» Collected data entries:
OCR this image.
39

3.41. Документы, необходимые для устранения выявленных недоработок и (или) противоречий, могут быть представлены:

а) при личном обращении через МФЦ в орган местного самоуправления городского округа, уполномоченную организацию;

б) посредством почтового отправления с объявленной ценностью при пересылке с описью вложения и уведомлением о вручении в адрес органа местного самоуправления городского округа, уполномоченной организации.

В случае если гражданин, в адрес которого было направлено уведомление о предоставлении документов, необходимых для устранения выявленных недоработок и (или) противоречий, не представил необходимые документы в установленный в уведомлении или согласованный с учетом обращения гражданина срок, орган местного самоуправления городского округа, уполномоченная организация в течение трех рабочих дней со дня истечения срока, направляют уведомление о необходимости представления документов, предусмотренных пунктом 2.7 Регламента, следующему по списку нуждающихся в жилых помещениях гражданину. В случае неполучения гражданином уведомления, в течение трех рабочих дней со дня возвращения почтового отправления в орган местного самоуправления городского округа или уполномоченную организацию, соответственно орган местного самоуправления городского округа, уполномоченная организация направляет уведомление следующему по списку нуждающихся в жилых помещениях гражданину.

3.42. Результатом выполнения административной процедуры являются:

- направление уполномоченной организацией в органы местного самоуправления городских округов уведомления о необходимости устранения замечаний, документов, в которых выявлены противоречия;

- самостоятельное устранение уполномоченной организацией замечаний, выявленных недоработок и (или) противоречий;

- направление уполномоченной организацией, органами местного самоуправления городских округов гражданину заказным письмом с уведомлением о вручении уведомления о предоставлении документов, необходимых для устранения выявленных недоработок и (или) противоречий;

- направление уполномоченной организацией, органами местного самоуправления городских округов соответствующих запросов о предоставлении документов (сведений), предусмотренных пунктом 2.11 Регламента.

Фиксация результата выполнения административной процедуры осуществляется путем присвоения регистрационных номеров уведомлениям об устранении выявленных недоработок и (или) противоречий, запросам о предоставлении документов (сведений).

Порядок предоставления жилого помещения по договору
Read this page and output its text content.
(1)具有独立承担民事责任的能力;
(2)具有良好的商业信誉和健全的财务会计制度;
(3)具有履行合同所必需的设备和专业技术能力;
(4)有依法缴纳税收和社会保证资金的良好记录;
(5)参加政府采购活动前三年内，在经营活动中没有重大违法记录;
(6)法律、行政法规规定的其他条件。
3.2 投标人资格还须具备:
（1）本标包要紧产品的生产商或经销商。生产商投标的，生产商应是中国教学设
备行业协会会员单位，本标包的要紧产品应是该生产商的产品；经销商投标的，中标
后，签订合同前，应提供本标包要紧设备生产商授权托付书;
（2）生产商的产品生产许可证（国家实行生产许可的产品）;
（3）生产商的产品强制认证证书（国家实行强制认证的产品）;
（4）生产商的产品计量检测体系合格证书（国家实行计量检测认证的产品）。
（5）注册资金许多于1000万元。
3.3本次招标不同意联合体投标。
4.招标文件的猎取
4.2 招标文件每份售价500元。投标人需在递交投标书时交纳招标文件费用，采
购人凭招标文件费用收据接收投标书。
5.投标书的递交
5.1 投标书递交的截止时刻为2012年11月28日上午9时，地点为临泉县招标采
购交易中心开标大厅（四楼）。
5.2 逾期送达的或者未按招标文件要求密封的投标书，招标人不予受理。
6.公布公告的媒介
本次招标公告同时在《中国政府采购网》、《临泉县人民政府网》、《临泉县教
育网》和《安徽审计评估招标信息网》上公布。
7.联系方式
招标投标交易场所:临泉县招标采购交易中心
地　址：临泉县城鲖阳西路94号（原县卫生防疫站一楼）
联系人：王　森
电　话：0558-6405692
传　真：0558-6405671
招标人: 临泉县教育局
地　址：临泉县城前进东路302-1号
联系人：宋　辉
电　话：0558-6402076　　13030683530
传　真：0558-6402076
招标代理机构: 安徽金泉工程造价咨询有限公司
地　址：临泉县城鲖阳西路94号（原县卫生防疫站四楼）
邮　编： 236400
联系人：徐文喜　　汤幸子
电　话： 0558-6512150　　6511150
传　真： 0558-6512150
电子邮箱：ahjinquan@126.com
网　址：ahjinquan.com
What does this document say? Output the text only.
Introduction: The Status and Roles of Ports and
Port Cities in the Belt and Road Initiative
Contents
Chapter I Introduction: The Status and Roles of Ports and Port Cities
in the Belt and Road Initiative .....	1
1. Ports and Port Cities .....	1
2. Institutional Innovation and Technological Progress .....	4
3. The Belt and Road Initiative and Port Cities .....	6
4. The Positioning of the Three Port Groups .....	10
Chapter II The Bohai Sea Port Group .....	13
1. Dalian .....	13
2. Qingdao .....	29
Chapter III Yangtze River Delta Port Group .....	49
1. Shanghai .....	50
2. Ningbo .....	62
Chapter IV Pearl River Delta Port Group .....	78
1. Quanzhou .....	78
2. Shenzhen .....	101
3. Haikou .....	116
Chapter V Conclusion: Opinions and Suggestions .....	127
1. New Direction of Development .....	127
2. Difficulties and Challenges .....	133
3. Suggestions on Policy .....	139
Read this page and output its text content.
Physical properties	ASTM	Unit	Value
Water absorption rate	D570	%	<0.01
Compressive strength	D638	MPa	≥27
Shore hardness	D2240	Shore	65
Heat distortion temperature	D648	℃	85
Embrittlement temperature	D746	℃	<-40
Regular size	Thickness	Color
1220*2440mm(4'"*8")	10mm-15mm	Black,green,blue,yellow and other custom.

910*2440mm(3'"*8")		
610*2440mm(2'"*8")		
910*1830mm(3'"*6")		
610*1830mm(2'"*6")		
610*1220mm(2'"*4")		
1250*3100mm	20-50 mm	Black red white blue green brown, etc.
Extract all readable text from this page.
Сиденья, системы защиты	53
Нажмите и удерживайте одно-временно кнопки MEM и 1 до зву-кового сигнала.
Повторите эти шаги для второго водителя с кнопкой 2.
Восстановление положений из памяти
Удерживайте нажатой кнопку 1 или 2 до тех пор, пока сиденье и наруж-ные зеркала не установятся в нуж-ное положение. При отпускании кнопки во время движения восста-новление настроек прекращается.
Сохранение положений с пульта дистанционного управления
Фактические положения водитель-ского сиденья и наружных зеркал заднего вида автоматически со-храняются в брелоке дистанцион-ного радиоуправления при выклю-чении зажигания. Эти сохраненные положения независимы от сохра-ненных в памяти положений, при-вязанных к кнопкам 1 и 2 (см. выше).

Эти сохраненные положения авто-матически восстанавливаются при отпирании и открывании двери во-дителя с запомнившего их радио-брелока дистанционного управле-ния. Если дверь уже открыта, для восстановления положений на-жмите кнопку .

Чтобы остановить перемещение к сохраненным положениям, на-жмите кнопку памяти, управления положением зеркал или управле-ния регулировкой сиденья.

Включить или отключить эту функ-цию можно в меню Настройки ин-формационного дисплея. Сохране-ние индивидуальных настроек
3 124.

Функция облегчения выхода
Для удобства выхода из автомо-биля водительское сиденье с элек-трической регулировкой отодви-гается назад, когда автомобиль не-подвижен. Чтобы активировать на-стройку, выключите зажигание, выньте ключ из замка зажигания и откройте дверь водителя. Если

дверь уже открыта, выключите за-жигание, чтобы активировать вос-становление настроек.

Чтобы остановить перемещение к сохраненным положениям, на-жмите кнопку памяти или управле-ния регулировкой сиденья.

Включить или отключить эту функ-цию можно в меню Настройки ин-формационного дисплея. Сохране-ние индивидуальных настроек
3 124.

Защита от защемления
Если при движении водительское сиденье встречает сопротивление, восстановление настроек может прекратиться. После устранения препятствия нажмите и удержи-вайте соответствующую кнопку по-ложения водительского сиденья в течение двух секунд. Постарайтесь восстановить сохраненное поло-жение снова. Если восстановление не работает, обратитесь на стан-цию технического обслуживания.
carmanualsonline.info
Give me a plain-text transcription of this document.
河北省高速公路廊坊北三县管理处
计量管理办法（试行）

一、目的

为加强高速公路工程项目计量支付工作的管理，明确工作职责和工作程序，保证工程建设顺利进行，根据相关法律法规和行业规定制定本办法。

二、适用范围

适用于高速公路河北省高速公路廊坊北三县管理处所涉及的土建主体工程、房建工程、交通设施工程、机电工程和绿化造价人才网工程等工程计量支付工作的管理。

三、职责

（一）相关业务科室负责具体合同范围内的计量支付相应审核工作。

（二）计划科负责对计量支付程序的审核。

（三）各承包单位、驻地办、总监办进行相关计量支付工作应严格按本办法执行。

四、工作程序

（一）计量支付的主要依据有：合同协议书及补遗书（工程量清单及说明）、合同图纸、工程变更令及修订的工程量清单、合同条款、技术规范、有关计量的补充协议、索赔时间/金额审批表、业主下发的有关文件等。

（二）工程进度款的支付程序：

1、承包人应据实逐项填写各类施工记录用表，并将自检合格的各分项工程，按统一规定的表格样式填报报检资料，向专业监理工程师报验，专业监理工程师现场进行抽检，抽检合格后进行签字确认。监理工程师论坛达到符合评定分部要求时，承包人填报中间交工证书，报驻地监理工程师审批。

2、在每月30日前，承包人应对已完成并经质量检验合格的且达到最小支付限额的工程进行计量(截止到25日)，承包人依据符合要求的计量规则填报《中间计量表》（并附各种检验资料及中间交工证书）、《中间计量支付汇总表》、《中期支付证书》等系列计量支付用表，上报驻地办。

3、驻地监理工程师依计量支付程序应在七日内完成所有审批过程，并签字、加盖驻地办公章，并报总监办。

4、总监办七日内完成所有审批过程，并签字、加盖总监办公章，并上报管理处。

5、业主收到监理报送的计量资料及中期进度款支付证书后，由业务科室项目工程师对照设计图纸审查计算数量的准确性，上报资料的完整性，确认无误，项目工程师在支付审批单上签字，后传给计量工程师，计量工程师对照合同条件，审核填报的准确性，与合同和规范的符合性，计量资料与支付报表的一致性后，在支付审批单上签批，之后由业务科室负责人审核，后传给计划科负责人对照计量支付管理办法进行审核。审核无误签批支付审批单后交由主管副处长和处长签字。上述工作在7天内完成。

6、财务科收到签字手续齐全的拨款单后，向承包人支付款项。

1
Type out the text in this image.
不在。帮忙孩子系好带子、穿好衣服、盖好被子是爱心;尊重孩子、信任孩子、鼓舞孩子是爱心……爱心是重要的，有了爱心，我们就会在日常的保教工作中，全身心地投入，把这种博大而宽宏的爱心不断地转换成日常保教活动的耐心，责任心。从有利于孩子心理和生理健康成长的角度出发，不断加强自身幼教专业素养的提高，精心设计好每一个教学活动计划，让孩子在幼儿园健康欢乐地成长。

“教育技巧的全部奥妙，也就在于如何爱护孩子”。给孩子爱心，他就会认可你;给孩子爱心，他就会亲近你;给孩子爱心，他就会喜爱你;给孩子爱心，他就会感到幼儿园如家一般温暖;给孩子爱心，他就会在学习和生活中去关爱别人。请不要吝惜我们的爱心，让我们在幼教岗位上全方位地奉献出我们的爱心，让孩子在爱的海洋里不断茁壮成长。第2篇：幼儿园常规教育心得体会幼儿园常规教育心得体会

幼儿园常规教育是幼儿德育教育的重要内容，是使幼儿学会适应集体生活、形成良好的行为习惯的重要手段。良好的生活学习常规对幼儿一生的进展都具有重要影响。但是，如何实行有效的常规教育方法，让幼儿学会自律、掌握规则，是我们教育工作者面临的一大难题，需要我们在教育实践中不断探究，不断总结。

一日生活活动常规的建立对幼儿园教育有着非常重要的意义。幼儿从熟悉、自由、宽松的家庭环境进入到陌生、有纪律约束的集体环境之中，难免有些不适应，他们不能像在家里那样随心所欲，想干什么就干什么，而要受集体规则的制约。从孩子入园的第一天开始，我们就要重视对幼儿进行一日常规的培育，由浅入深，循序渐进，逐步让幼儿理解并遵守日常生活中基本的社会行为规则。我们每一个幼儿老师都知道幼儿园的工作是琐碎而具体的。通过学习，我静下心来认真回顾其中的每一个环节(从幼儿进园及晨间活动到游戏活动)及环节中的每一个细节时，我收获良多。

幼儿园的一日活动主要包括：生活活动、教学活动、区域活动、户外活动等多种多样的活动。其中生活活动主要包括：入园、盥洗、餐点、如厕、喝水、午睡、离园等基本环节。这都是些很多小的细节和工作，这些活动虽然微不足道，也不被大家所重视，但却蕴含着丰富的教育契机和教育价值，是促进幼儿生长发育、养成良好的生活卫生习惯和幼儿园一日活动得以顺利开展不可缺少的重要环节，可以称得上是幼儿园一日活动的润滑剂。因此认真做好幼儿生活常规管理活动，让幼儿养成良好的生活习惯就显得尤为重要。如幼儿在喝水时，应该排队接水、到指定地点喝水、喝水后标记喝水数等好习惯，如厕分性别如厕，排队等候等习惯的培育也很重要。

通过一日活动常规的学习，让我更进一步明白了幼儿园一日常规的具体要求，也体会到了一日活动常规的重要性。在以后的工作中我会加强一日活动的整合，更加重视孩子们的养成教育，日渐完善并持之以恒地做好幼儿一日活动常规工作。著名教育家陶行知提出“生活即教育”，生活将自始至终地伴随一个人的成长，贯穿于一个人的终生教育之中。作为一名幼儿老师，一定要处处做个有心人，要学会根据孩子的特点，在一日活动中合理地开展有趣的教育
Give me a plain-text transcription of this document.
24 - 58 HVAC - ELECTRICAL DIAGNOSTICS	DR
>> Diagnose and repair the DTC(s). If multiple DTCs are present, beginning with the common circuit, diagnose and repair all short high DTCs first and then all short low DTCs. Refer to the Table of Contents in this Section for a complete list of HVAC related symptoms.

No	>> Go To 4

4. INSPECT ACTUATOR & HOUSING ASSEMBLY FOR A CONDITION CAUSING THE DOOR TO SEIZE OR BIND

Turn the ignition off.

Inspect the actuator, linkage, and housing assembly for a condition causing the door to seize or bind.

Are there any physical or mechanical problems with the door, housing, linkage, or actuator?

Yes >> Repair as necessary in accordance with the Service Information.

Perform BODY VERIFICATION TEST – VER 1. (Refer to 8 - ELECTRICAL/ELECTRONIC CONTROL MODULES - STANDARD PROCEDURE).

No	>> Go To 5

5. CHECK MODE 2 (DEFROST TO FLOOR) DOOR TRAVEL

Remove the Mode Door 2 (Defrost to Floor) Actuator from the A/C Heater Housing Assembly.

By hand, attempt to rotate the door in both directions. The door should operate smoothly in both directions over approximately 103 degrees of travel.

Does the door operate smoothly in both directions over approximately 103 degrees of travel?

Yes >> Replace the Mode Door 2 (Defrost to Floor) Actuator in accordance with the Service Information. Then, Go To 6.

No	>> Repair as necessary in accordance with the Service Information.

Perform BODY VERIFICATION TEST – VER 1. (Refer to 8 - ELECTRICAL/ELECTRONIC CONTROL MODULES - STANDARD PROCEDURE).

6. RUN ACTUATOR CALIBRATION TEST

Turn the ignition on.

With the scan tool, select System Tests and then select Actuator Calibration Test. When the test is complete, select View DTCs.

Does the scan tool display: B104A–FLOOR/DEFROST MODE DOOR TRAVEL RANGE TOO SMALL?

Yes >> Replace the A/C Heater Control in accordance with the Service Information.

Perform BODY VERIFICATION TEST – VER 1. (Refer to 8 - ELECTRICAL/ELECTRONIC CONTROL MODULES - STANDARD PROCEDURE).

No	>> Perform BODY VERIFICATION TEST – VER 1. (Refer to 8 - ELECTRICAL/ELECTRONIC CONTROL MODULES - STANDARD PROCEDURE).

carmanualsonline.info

» Requirements: List all lines above in which the string "активировать" appears.

» Response to the exercise:
Для удобства выхода из автомо-биля водительское сиденье с элек-трической регулировкой отодви-гается назад, когда автомобиль не-подвижен. Чтобы активировать на-стройку, выключите зажигание, выньте ключ из замка зажигания и откройте дверь водителя. Если
дверь уже открыта, выключите за-жигание, чтобы активировать вос-становление настроек.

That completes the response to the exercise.